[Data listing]
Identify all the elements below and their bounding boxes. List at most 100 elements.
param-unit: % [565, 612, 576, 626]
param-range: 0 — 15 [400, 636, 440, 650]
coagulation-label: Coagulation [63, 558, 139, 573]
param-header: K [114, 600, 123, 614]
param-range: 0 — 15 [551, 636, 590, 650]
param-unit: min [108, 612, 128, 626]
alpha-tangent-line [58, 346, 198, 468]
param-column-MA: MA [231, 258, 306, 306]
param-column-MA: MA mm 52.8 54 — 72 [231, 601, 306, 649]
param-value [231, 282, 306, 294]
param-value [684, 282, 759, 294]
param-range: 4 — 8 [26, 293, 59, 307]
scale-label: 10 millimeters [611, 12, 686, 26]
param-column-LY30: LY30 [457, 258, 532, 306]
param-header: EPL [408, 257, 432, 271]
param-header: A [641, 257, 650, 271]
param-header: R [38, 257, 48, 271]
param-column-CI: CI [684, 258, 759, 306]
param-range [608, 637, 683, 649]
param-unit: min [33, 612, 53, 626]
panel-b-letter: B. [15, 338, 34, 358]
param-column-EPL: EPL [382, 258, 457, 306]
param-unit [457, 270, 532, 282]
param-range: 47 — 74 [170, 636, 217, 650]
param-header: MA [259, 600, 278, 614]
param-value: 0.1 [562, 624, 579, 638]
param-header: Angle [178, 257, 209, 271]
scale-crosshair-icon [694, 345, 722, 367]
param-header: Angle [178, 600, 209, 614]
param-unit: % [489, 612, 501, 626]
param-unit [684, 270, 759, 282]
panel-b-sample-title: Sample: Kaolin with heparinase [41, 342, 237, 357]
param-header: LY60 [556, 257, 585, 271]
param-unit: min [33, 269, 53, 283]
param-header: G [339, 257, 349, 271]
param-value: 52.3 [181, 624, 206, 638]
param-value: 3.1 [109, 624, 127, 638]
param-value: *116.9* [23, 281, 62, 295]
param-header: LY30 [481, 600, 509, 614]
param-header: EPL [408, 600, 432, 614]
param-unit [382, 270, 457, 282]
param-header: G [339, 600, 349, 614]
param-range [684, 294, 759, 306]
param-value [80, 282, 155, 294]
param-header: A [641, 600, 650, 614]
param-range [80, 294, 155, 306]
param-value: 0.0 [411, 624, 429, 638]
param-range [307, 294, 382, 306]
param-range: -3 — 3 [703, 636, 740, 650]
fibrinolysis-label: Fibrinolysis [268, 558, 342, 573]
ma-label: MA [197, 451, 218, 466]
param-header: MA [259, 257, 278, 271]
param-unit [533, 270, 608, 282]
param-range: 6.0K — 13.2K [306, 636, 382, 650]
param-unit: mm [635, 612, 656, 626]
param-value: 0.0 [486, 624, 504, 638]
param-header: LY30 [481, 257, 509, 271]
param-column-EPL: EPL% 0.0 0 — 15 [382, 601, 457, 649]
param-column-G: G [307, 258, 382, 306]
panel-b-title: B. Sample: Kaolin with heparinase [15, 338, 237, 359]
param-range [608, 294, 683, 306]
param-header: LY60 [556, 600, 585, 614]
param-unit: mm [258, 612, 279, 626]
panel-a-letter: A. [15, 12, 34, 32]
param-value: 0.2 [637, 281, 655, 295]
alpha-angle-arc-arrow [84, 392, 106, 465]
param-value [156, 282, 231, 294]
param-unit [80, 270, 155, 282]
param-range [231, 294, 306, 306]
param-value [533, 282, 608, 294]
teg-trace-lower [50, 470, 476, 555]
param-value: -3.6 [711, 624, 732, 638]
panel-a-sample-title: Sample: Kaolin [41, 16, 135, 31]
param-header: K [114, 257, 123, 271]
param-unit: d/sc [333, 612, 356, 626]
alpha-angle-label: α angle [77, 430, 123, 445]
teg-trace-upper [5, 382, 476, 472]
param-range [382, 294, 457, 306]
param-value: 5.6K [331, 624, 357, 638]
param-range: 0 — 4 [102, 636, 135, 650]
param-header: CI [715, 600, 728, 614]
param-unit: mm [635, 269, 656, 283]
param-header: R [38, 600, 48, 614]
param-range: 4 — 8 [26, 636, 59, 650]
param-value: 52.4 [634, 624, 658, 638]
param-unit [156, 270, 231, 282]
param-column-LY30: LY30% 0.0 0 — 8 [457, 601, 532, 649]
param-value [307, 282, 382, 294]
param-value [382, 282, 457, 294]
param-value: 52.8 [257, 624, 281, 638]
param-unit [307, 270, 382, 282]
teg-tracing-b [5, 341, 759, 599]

• PROMPT
Please replace "param-header" with "column-header" throughout the lines above and leave everything else unchanged.

• ANSWER IN FULL
Identify all the elements below and their bounding boxes. List at most 100 elements.
param-unit: % [565, 612, 576, 626]
param-range: 0 — 15 [400, 636, 440, 650]
coagulation-label: Coagulation [63, 558, 139, 573]
column-header: K [114, 600, 123, 614]
param-range: 0 — 15 [551, 636, 590, 650]
param-unit: min [108, 612, 128, 626]
alpha-tangent-line [58, 346, 198, 468]
param-column-MA: MA [231, 258, 306, 306]
param-column-MA: MA mm 52.8 54 — 72 [231, 601, 306, 649]
param-value [231, 282, 306, 294]
param-value [684, 282, 759, 294]
param-range: 4 — 8 [26, 293, 59, 307]
scale-label: 10 millimeters [611, 12, 686, 26]
param-column-LY30: LY30 [457, 258, 532, 306]
column-header: EPL [408, 257, 432, 271]
column-header: A [641, 257, 650, 271]
column-header: R [38, 257, 48, 271]
param-column-CI: CI [684, 258, 759, 306]
param-range [608, 637, 683, 649]
param-unit: min [33, 612, 53, 626]
panel-b-letter: B. [15, 338, 34, 358]
param-column-EPL: EPL [382, 258, 457, 306]
param-unit [457, 270, 532, 282]
param-range: 47 — 74 [170, 636, 217, 650]
column-header: MA [259, 600, 278, 614]
param-value: 0.1 [562, 624, 579, 638]
column-header: Angle [178, 257, 209, 271]
scale-crosshair-icon [694, 345, 722, 367]
column-header: Angle [178, 600, 209, 614]
param-unit: % [489, 612, 501, 626]
param-unit [684, 270, 759, 282]
panel-b-sample-title: Sample: Kaolin with heparinase [41, 342, 237, 357]
column-header: LY60 [556, 257, 585, 271]
param-unit: min [33, 269, 53, 283]
column-header: G [339, 257, 349, 271]
param-value: 52.3 [181, 624, 206, 638]
param-value: 3.1 [109, 624, 127, 638]
param-value: *116.9* [23, 281, 62, 295]
column-header: LY30 [481, 600, 509, 614]
column-header: EPL [408, 600, 432, 614]
param-unit [382, 270, 457, 282]
column-header: G [339, 600, 349, 614]
param-range [684, 294, 759, 306]
param-value [80, 282, 155, 294]
column-header: A [641, 600, 650, 614]
param-range [80, 294, 155, 306]
param-value: 0.0 [411, 624, 429, 638]
param-range [307, 294, 382, 306]
param-range: -3 — 3 [703, 636, 740, 650]
fibrinolysis-label: Fibrinolysis [268, 558, 342, 573]
ma-label: MA [197, 451, 218, 466]
column-header: MA [259, 257, 278, 271]
param-unit [533, 270, 608, 282]
param-range: 6.0K — 13.2K [306, 636, 382, 650]
param-unit: mm [635, 612, 656, 626]
param-value: 0.0 [486, 624, 504, 638]
column-header: LY30 [481, 257, 509, 271]
param-column-EPL: EPL% 0.0 0 — 15 [382, 601, 457, 649]
param-column-G: G [307, 258, 382, 306]
panel-b-title: B. Sample: Kaolin with heparinase [15, 338, 237, 359]
param-range [608, 294, 683, 306]
column-header: LY60 [556, 600, 585, 614]
param-unit: mm [258, 612, 279, 626]
panel-a-letter: A. [15, 12, 34, 32]
param-value: 0.2 [637, 281, 655, 295]
alpha-angle-arc-arrow [84, 392, 106, 465]
param-value [156, 282, 231, 294]
param-unit [80, 270, 155, 282]
param-range [231, 294, 306, 306]
param-value [533, 282, 608, 294]
teg-trace-lower [50, 470, 476, 555]
param-value: -3.6 [711, 624, 732, 638]
panel-a-sample-title: Sample: Kaolin [41, 16, 135, 31]
column-header: K [114, 257, 123, 271]
param-unit: d/sc [333, 612, 356, 626]
alpha-angle-label: α angle [77, 430, 123, 445]
teg-trace-upper [5, 382, 476, 472]
param-range [382, 294, 457, 306]
param-value: 5.6K [331, 624, 357, 638]
param-range: 0 — 4 [102, 636, 135, 650]
column-header: CI [715, 600, 728, 614]
param-unit: mm [635, 269, 656, 283]
column-header: R [38, 600, 48, 614]
param-range: 4 — 8 [26, 636, 59, 650]
param-value: 52.4 [634, 624, 658, 638]
param-unit [156, 270, 231, 282]
param-column-LY30: LY30% 0.0 0 — 8 [457, 601, 532, 649]
param-value [307, 282, 382, 294]
param-value [382, 282, 457, 294]
param-value: 52.8 [257, 624, 281, 638]
param-unit [307, 270, 382, 282]
teg-tracing-b [5, 341, 759, 599]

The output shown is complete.